-- start DATA SHOWN --
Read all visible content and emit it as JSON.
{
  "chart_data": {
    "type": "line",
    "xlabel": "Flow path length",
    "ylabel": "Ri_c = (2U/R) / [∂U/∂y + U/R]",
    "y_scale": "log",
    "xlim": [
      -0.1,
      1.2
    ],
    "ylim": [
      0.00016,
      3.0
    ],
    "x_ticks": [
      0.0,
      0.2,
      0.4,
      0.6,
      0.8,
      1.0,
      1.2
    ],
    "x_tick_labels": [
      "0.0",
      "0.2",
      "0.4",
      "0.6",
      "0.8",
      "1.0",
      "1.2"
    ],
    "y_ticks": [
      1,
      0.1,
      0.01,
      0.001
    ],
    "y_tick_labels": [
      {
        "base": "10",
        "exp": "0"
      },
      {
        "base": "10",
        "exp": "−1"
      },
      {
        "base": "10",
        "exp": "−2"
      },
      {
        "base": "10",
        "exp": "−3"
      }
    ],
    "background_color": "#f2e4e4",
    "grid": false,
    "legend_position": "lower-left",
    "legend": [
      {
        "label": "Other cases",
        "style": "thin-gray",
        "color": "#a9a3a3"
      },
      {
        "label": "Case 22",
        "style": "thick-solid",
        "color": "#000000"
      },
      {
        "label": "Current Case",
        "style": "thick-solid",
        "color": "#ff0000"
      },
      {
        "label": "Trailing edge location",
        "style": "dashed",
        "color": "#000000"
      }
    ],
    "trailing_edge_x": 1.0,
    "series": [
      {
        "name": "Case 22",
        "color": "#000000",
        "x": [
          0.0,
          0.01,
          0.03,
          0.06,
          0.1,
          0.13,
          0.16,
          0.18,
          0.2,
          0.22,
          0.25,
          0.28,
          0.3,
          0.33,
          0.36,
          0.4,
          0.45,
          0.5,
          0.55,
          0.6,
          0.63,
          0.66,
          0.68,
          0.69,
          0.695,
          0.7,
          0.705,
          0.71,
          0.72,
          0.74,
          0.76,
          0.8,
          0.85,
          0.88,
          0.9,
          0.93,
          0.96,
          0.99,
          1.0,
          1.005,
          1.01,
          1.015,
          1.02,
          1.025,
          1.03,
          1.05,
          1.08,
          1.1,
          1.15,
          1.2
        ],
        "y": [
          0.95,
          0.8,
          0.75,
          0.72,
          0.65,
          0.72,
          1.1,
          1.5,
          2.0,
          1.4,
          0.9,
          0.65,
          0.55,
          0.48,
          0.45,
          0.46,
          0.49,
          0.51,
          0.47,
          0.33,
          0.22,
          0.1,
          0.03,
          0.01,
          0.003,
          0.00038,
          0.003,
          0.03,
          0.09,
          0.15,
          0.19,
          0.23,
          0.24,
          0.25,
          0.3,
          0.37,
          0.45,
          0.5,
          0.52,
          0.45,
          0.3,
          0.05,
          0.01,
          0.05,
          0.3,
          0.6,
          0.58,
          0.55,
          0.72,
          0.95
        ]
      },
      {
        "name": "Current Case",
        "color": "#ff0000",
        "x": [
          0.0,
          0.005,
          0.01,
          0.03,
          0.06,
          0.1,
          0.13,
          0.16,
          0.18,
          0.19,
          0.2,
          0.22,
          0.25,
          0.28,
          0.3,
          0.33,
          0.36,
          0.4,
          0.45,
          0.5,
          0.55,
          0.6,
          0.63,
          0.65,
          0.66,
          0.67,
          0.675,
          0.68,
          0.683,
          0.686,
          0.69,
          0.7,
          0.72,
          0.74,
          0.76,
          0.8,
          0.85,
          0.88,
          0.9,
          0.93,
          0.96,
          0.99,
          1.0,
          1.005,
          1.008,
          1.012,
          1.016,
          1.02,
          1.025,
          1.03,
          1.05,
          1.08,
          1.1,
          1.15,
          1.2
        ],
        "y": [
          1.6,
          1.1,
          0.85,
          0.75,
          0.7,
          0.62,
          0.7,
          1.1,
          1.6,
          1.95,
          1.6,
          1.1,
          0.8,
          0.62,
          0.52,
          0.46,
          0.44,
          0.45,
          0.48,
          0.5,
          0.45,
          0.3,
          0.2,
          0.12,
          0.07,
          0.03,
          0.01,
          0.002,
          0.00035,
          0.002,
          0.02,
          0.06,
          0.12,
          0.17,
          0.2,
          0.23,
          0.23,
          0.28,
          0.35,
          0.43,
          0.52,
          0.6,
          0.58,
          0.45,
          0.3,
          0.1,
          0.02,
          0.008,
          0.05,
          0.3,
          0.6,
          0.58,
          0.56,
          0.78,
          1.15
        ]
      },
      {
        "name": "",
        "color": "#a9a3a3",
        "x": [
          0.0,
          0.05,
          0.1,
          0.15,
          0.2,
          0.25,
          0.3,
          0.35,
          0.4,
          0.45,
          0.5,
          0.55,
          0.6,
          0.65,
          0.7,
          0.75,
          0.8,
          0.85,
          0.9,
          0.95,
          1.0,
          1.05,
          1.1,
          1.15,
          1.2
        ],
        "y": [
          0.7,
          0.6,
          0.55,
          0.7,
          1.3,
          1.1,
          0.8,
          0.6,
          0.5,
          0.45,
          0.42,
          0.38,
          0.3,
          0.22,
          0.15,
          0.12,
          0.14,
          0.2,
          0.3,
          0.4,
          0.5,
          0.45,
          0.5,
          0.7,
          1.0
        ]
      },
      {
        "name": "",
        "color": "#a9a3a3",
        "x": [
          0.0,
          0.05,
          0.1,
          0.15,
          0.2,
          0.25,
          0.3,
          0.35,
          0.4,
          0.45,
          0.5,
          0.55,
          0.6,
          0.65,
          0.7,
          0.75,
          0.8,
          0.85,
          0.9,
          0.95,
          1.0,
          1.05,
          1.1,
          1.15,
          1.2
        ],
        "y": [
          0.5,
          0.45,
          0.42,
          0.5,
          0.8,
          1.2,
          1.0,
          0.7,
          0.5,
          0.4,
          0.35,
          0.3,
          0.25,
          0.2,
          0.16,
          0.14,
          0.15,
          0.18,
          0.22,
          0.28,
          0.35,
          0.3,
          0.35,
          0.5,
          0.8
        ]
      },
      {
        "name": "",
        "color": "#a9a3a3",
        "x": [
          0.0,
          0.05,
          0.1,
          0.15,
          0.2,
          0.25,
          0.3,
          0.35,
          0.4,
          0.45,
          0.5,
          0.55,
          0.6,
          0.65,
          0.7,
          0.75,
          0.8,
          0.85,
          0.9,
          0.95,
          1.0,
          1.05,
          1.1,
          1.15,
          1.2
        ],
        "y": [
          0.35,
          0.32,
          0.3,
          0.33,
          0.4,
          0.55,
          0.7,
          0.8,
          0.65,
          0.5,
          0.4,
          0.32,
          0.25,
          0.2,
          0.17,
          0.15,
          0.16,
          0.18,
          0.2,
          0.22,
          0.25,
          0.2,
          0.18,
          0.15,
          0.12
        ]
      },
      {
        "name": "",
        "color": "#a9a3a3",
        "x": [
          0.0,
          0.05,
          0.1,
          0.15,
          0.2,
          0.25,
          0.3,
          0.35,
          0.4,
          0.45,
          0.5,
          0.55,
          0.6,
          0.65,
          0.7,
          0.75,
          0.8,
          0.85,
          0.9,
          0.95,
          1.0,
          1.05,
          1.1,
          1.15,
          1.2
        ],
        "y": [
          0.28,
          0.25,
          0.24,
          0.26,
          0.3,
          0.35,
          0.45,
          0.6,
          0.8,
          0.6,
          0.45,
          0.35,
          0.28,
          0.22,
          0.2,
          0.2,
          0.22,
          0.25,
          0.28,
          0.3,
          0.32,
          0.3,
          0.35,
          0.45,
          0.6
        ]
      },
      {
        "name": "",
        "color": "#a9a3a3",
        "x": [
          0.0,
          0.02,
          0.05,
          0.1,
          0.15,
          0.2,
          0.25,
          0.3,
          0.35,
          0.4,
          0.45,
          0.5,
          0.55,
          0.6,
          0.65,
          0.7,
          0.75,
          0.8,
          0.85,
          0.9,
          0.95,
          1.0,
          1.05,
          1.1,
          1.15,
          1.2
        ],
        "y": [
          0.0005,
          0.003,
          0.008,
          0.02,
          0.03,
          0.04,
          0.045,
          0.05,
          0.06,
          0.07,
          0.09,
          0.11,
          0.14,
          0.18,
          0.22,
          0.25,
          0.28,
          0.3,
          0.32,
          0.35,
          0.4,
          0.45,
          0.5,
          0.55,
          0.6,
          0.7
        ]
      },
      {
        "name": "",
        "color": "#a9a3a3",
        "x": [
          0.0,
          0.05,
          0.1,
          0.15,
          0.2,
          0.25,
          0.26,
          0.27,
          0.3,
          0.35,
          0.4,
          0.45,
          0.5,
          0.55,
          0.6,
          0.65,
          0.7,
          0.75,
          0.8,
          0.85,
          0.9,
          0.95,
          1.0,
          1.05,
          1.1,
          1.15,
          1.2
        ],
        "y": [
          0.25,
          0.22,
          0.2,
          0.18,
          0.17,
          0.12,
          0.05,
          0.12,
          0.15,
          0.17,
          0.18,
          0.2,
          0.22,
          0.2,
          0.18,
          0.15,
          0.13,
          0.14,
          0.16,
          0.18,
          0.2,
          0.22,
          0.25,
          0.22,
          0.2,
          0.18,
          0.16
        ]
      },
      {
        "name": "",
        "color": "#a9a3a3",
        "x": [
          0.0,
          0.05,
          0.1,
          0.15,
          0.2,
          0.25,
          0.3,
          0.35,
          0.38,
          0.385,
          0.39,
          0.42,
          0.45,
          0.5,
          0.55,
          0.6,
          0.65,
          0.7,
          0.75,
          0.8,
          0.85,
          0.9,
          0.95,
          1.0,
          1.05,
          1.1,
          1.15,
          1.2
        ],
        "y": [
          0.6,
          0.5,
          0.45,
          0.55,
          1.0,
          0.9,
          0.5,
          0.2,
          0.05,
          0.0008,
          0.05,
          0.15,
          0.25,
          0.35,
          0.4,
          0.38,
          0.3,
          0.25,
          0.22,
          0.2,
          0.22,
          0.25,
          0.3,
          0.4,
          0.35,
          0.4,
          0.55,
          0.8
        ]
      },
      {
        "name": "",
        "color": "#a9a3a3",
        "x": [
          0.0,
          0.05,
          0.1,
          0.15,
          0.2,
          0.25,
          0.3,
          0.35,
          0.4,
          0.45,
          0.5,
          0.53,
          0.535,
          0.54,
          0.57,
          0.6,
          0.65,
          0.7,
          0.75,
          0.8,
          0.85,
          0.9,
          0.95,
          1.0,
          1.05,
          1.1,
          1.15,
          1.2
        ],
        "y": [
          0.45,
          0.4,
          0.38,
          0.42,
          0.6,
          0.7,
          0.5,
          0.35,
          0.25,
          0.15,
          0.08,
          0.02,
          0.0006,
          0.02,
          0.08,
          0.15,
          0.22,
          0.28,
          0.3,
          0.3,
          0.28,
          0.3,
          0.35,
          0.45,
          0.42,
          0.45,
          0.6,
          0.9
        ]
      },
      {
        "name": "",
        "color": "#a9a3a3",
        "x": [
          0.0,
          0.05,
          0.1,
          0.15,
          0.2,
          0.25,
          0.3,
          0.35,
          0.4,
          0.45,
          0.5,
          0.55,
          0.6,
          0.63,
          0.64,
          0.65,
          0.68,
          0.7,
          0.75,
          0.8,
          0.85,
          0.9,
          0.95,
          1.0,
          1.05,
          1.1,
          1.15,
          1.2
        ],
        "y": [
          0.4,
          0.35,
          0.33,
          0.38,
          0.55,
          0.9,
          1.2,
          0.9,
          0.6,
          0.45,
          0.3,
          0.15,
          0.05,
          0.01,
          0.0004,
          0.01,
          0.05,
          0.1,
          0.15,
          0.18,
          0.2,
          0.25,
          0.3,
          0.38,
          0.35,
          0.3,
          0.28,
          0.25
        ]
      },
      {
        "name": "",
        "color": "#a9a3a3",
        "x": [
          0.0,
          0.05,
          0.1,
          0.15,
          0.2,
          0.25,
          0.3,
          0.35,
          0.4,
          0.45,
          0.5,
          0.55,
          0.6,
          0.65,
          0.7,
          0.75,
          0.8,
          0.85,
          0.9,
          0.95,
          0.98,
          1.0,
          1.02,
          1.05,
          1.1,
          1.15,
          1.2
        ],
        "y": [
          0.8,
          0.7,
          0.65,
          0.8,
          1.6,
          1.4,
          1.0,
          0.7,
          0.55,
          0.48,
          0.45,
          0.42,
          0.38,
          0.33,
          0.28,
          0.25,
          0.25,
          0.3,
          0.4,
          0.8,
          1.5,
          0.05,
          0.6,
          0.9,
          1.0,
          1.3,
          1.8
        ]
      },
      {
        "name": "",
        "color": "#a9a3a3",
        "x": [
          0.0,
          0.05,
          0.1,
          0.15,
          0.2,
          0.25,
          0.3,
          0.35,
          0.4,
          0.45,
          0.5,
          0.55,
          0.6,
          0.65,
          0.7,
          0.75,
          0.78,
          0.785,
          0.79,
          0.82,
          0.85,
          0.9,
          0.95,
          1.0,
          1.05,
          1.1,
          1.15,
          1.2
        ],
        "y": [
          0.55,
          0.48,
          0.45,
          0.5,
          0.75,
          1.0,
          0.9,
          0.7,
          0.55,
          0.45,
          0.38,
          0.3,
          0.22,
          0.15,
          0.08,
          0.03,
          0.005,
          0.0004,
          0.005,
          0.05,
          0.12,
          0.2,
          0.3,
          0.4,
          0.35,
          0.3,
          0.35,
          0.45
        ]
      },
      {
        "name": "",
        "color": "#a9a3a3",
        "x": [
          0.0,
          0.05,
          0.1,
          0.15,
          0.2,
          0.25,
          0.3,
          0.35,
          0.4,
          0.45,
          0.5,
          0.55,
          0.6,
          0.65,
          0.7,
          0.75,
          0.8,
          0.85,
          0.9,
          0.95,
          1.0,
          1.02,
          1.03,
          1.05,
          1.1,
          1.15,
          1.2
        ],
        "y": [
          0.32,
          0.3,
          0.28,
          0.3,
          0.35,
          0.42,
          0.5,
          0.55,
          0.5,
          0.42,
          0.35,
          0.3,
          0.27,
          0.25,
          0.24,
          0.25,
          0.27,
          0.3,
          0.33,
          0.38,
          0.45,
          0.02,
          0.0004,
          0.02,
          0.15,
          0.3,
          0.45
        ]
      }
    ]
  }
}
-- end DATA SHOWN --
*JOB*. Look for the word "style" in every line of the listing and copy the lines that have it.

*WRITTEN ANSWER*.
        "style": "thin-gray",
        "style": "thick-solid",
        "style": "thick-solid",
        "style": "dashed",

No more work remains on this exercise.